* Work instructions
Leaving out the pictures, transcribe all of the records faithfully.

* Records from a collection

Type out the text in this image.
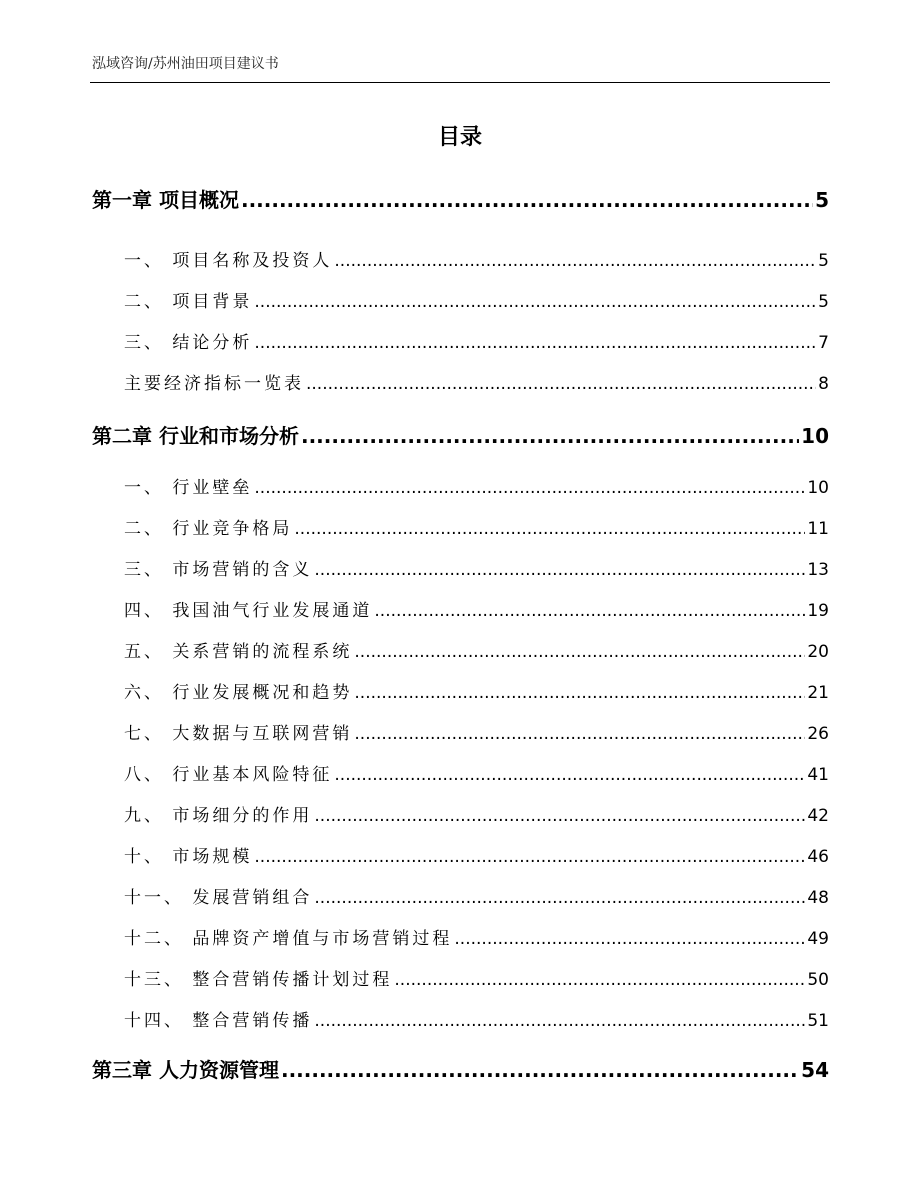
泓域咨询/苏州油田项目建议书
目录
第一章 项目概况 .....	5
一、 项目名称及投资人 .....	5
二、 项目背景 .....	5
三、 结论分析 .....	7
主要经济指标一览表 .....	8
第二章 行业和市场分析 .....	10
一、 行业壁垒 .....	10
二、 行业竞争格局 .....	11
三、 市场营销的含义 .....	13
四、 我国油气行业发展通道 .....	19
五、 关系营销的流程系统 .....	20
六、 行业发展概况和趋势 .....	21
七、 大数据与互联网营销 .....	26
八、 行业基本风险特征 .....	41
九、 市场细分的作用 .....	42
十、 市场规模 .....	46
十一、 发展营销组合 .....	48
十二、 品牌资产增值与市场营销过程 .....	49
十三、 整合营销传播计划过程 .....	50
十四、 整合营销传播 .....	51
第三章 人力资源管理 .....	54
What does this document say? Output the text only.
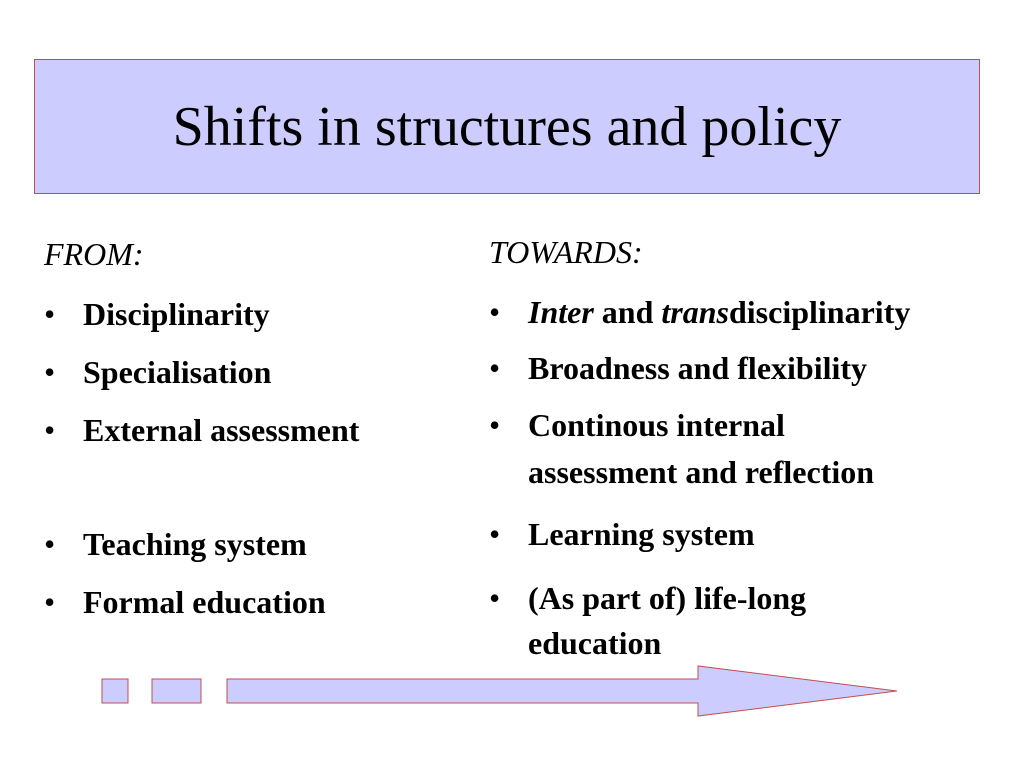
Shifts in structures and policy
FROM:
• Disciplinarity
• Specialisation
• External assessment
• Teaching system
• Formal education
TOWARDS:
• Inter and transdisciplinarity
• Broadness and flexibility
• Continous internal
assessment and reflection
• Learning system
• (As part of) life-long
education
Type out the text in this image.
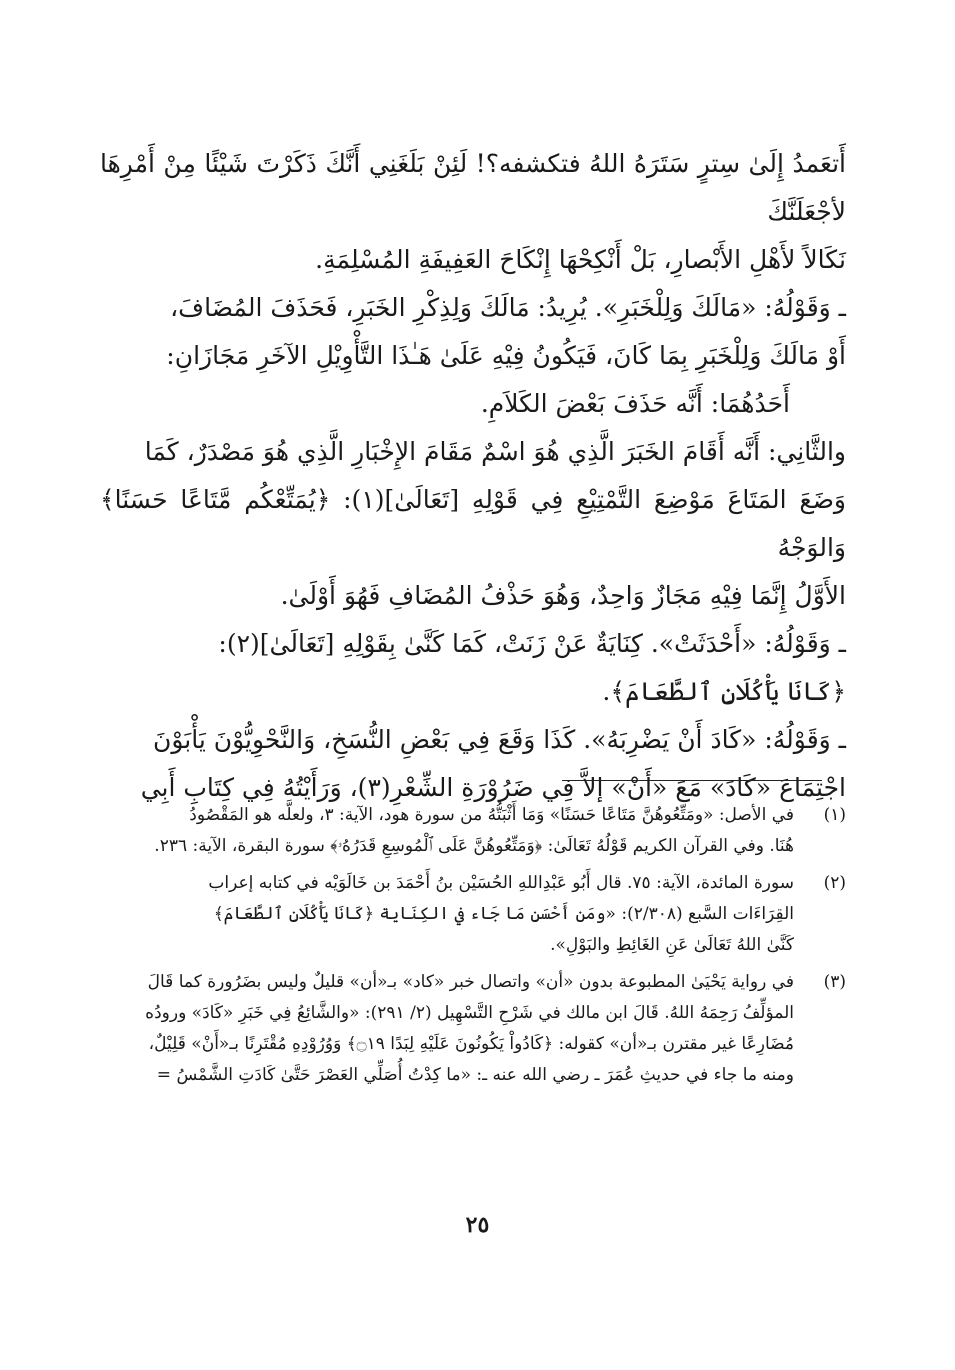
أَتعَمدُ إِلَىٰ سِترٍ سَتَرَهُ اللهُ فتكشفه؟! لَئِنْ بَلَغَنِي أَنَّكَ ذَكَرْتَ شَيْئًا مِنْ أَمْرِهَا لأجْعَلَنَّكَ

نَكَالاً لأَهْلِ الأَبْصارِ، بَلْ أَنْكِحْهَا إِنْكَاحَ العَفِيفَةِ المُسْلِمَةِ.

ـ وَقَوْلُهُ: «مَالَكَ وَلِلْخَبَرِ». يُرِيدُ: مَالَكَ وَلِذِكْرِ الخَبَرِ، فَحَذَفَ المُضَافَ،

أَوْ مَالَكَ وَلِلْخَبَرِ بِمَا كَانَ، فَيَكُونُ فِيْهِ عَلَىٰ هَـٰذَا التَّأْوِيْلِ الآخَرِ مَجَازَانِ:

أَحَدُهُمَا: أَنَّه حَذَفَ بَعْضَ الكَلاَمِ.

والثَّانِي: أَنَّه أَقَامَ الخَبَرَ الَّذِي هُوَ اسْمٌ مَقَامَ الإِخْبَارِ الَّذِي هُوَ مَصْدَرٌ، كَمَا

وَضَعَ المَتَاعَ مَوْضِعَ التَّمْتِيْعِ فِي قَوْلِهِ [تَعَالَىٰ](١): ﴿يُمَتِّعْكُم مَّتَاعًا حَسَنًا﴾ وَالوَجْهُ

الأَوَّلُ إِنَّمَا فِيْهِ مَجَازٌ وَاحِدٌ، وَهُوَ حَذْفُ المُضَافِ فَهُوَ أَوْلَىٰ.

ـ وَقَوْلُهُ: «أَحْدَثَتْ». كِنَايَةٌ عَنْ زَنَتْ، كَمَا كَنَّىٰ بِقَوْلِهِ [تَعَالَىٰ](٢):

﴿كَانَا يَأْكُلَانِ ٱلطَّعَامَ﴾.

ـ وَقَوْلُهُ: «كَادَ أَنْ يَضْرِبَهُ». كَذَا وَقَعَ فِي بَعْضِ النُّسَخِ، وَالنَّحْوِيُّوْنَ يَأْبَوْنَ

اجْتِمَاعَ «كَادَ» مَعَ «أَنْ» إلاَّ فِي ضَرُوْرَةِ الشِّعْرِ(٣)، وَرَأَيْتُهُ فِي كِتَابِ أَبِي

(١)

في الأصل: «ومَتِّعُوهُنَّ مَتَاعًا حَسَنًا» وَمَا أَثْبَتُّهُ من سورة هود، الآية: ٣، ولعلَّه هو المَقْصُودُ

هُنَا. وفي القرآن الكريم قَوْلُهُ تَعَالَىٰ: ﴿وَمَتِّعُوهُنَّ عَلَى ٱلْمُوسِعِ قَدَرُهُۥ﴾ سورة البقرة، الآية: ٢٣٦.

(٢)

سورة المائدة، الآية: ٧٥. قال أَبُو عَبْدِاللهِ الحُسَيْن بنُ أَحْمَدَ بن خَالَوَيْه في كتابه إعراب

القِرَاءَات السَّبع (٢/٣٠٨): «ومَن أَحْسَنِ مَا جَاء في الكِنَاية ﴿كَانَا يَأْكُلَانِ ٱلطَّعَامَ﴾

كَنَّىٰ اللهُ تَعَالَىٰ عَنِ الغَائِطِ والبَوْلِ».

(٣)

في رواية يَحْيَىٰ المطبوعة بدون «أن» واتصال خبر «كاد» بـ«أن» قليلٌ وليس بضَرُورة كما قَالَ

المؤلِّفُ رَحِمَهُ اللهُ. قَالَ ابن مالك في شَرْحِ التَّسْهِيل (٢/ ٢٩١): «والشَّائِعُ فِي خَبَرِ «كَادَ» ورودُه

مُضَارِعًا غير مقترن بـ«أن» كقوله: ﴿كَادُواْ يَكُونُونَ عَلَيْهِ لِبَدًا ۝١٩﴾ وَوُرُوْدِهِ مُقْتَرِنًا بـ«أَنْ» قَلِيْلٌ،

ومنه ما جاء في حديثِ عُمَرَ ـ رضي الله عنه ـ: «ما كِدْتُ أُصَلِّي العَصْرَ حَتَّىٰ كَادَتِ الشَّمْسُ =

٢٥
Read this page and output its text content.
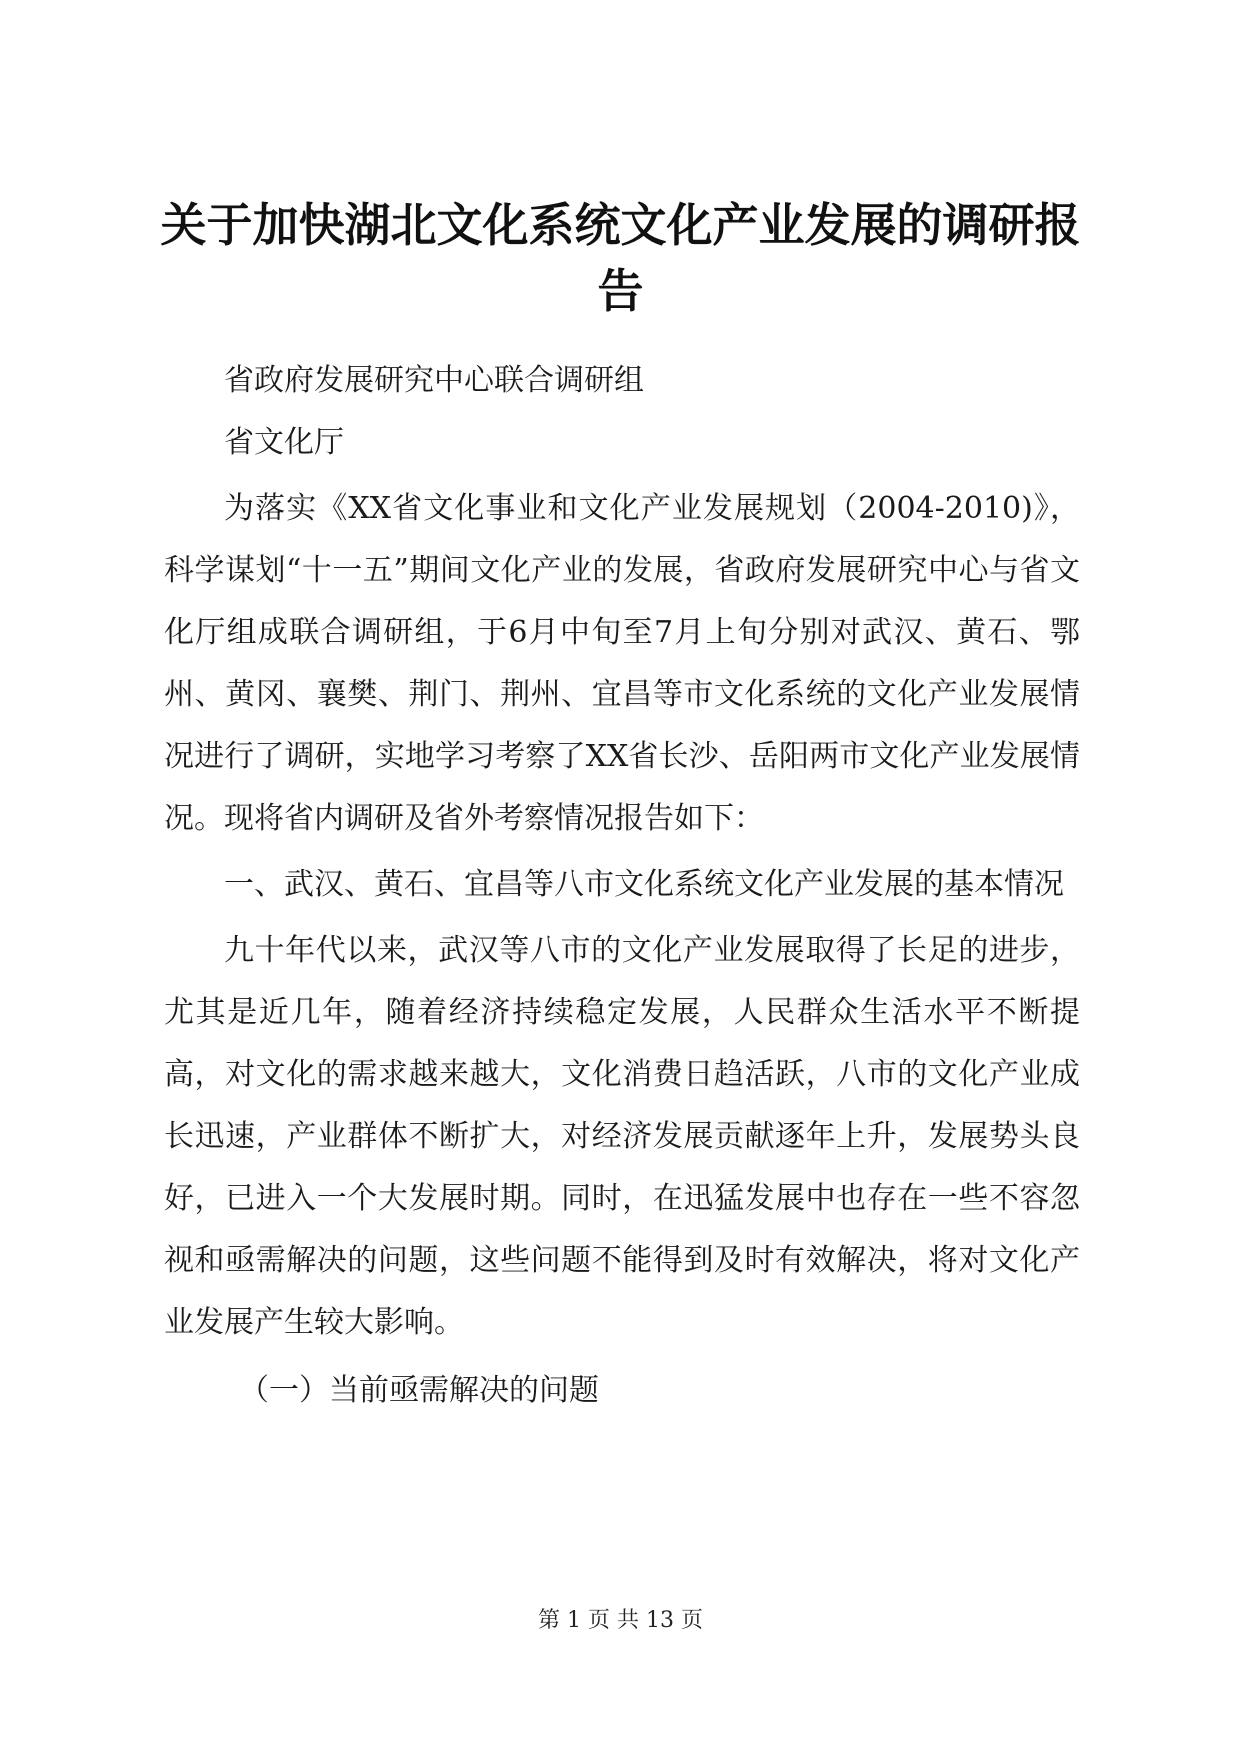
关于加快湖北文化系统文化产业发展的调研报告

省政府发展研究中心联合调研组

省文化厅

为落实《XX省文化事业和文化产业发展规划（2004-2010)》，科学谋划“十一五”期间文化产业的发展，省政府发展研究中心与省文化厅组成联合调研组，于6月中旬至7月上旬分别对武汉、黄石、鄂州、黄冈、襄樊、荆门、荆州、宜昌等市文化系统的文化产业发展情况进行了调研，实地学习考察了XX省长沙、岳阳两市文化产业发展情况。现将省内调研及省外考察情况报告如下：

一、武汉、黄石、宜昌等八市文化系统文化产业发展的基本情况

九十年代以来，武汉等八市的文化产业发展取得了长足的进步，尤其是近几年，随着经济持续稳定发展，人民群众生活水平不断提高，对文化的需求越来越大，文化消费日趋活跃，八市的文化产业成长迅速，产业群体不断扩大，对经济发展贡献逐年上升，发展势头良好，已进入一个大发展时期。同时，在迅猛发展中也存在一些不容忽视和亟需解决的问题，这些问题不能得到及时有效解决，将对文化产业发展产生较大影响。

（一）当前亟需解决的问题

第 1 页 共 13 页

* Output
Type out the text in this image.
泓域咨询/苏州油田项目建议书
目录
第一章 项目概况 .....	5
一、 项目名称及投资人 .....	5
二、 项目背景 .....	5
三、 结论分析 .....	7
主要经济指标一览表 .....	8
第二章 行业和市场分析 .....	10
一、 行业壁垒 .....	10
二、 行业竞争格局 .....	11
三、 市场营销的含义 .....	13
四、 我国油气行业发展通道 .....	19
五、 关系营销的流程系统 .....	20
六、 行业发展概况和趋势 .....	21
七、 大数据与互联网营销 .....	26
八、 行业基本风险特征 .....	41
九、 市场细分的作用 .....	42
十、 市场规模 .....	46
十一、 发展营销组合 .....	48
十二、 品牌资产增值与市场营销过程 .....	49
十三、 整合营销传播计划过程 .....	50
十四、 整合营销传播 .....	51
第三章 人力资源管理 .....	54
What does this document say? Output the text only.
Shifts in structures and policy
FROM:
• Disciplinarity
• Specialisation
• External assessment
• Teaching system
• Formal education
TOWARDS:
• Inter and transdisciplinarity
• Broadness and flexibility
• Continous internal
assessment and reflection
• Learning system
• (As part of) life-long
education
Type out the text in this image.
أَتعَمدُ إِلَىٰ سِترٍ سَتَرَهُ اللهُ فتكشفه؟! لَئِنْ بَلَغَنِي أَنَّكَ ذَكَرْتَ شَيْئًا مِنْ أَمْرِهَا لأجْعَلَنَّكَ

نَكَالاً لأَهْلِ الأَبْصارِ، بَلْ أَنْكِحْهَا إِنْكَاحَ العَفِيفَةِ المُسْلِمَةِ.

ـ وَقَوْلُهُ: «مَالَكَ وَلِلْخَبَرِ». يُرِيدُ: مَالَكَ وَلِذِكْرِ الخَبَرِ، فَحَذَفَ المُضَافَ،

أَوْ مَالَكَ وَلِلْخَبَرِ بِمَا كَانَ، فَيَكُونُ فِيْهِ عَلَىٰ هَـٰذَا التَّأْوِيْلِ الآخَرِ مَجَازَانِ:

أَحَدُهُمَا: أَنَّه حَذَفَ بَعْضَ الكَلاَمِ.

والثَّانِي: أَنَّه أَقَامَ الخَبَرَ الَّذِي هُوَ اسْمٌ مَقَامَ الإِخْبَارِ الَّذِي هُوَ مَصْدَرٌ، كَمَا

وَضَعَ المَتَاعَ مَوْضِعَ التَّمْتِيْعِ فِي قَوْلِهِ [تَعَالَىٰ](١): ﴿يُمَتِّعْكُم مَّتَاعًا حَسَنًا﴾ وَالوَجْهُ

الأَوَّلُ إِنَّمَا فِيْهِ مَجَازٌ وَاحِدٌ، وَهُوَ حَذْفُ المُضَافِ فَهُوَ أَوْلَىٰ.

ـ وَقَوْلُهُ: «أَحْدَثَتْ». كِنَايَةٌ عَنْ زَنَتْ، كَمَا كَنَّىٰ بِقَوْلِهِ [تَعَالَىٰ](٢):

﴿كَانَا يَأْكُلَانِ ٱلطَّعَامَ﴾.

ـ وَقَوْلُهُ: «كَادَ أَنْ يَضْرِبَهُ». كَذَا وَقَعَ فِي بَعْضِ النُّسَخِ، وَالنَّحْوِيُّوْنَ يَأْبَوْنَ

اجْتِمَاعَ «كَادَ» مَعَ «أَنْ» إلاَّ فِي ضَرُوْرَةِ الشِّعْرِ(٣)، وَرَأَيْتُهُ فِي كِتَابِ أَبِي

(١)

في الأصل: «ومَتِّعُوهُنَّ مَتَاعًا حَسَنًا» وَمَا أَثْبَتُّهُ من سورة هود، الآية: ٣، ولعلَّه هو المَقْصُودُ

هُنَا. وفي القرآن الكريم قَوْلُهُ تَعَالَىٰ: ﴿وَمَتِّعُوهُنَّ عَلَى ٱلْمُوسِعِ قَدَرُهُۥ﴾ سورة البقرة، الآية: ٢٣٦.

(٢)

سورة المائدة، الآية: ٧٥. قال أَبُو عَبْدِاللهِ الحُسَيْن بنُ أَحْمَدَ بن خَالَوَيْه في كتابه إعراب

القِرَاءَات السَّبع (٢/٣٠٨): «ومَن أَحْسَنِ مَا جَاء في الكِنَاية ﴿كَانَا يَأْكُلَانِ ٱلطَّعَامَ﴾

كَنَّىٰ اللهُ تَعَالَىٰ عَنِ الغَائِطِ والبَوْلِ».

(٣)

في رواية يَحْيَىٰ المطبوعة بدون «أن» واتصال خبر «كاد» بـ«أن» قليلٌ وليس بضَرُورة كما قَالَ

المؤلِّفُ رَحِمَهُ اللهُ. قَالَ ابن مالك في شَرْحِ التَّسْهِيل (٢/ ٢٩١): «والشَّائِعُ فِي خَبَرِ «كَادَ» ورودُه

مُضَارِعًا غير مقترن بـ«أن» كقوله: ﴿كَادُواْ يَكُونُونَ عَلَيْهِ لِبَدًا ۝١٩﴾ وَوُرُوْدِهِ مُقْتَرِنًا بـ«أَنْ» قَلِيْلٌ،

ومنه ما جاء في حديثِ عُمَرَ ـ رضي الله عنه ـ: «ما كِدْتُ أُصَلِّي العَصْرَ حَتَّىٰ كَادَتِ الشَّمْسُ =

٢٥
Read this page and output its text content.
关于加快湖北文化系统文化产业发展的调研报告

省政府发展研究中心联合调研组

省文化厅

为落实《XX省文化事业和文化产业发展规划（2004-2010)》，科学谋划“十一五”期间文化产业的发展，省政府发展研究中心与省文化厅组成联合调研组，于6月中旬至7月上旬分别对武汉、黄石、鄂州、黄冈、襄樊、荆门、荆州、宜昌等市文化系统的文化产业发展情况进行了调研，实地学习考察了XX省长沙、岳阳两市文化产业发展情况。现将省内调研及省外考察情况报告如下：

一、武汉、黄石、宜昌等八市文化系统文化产业发展的基本情况

九十年代以来，武汉等八市的文化产业发展取得了长足的进步，尤其是近几年，随着经济持续稳定发展，人民群众生活水平不断提高，对文化的需求越来越大，文化消费日趋活跃，八市的文化产业成长迅速，产业群体不断扩大，对经济发展贡献逐年上升，发展势头良好，已进入一个大发展时期。同时，在迅猛发展中也存在一些不容忽视和亟需解决的问题，这些问题不能得到及时有效解决，将对文化产业发展产生较大影响。

（一）当前亟需解决的问题

第 1 页 共 13 页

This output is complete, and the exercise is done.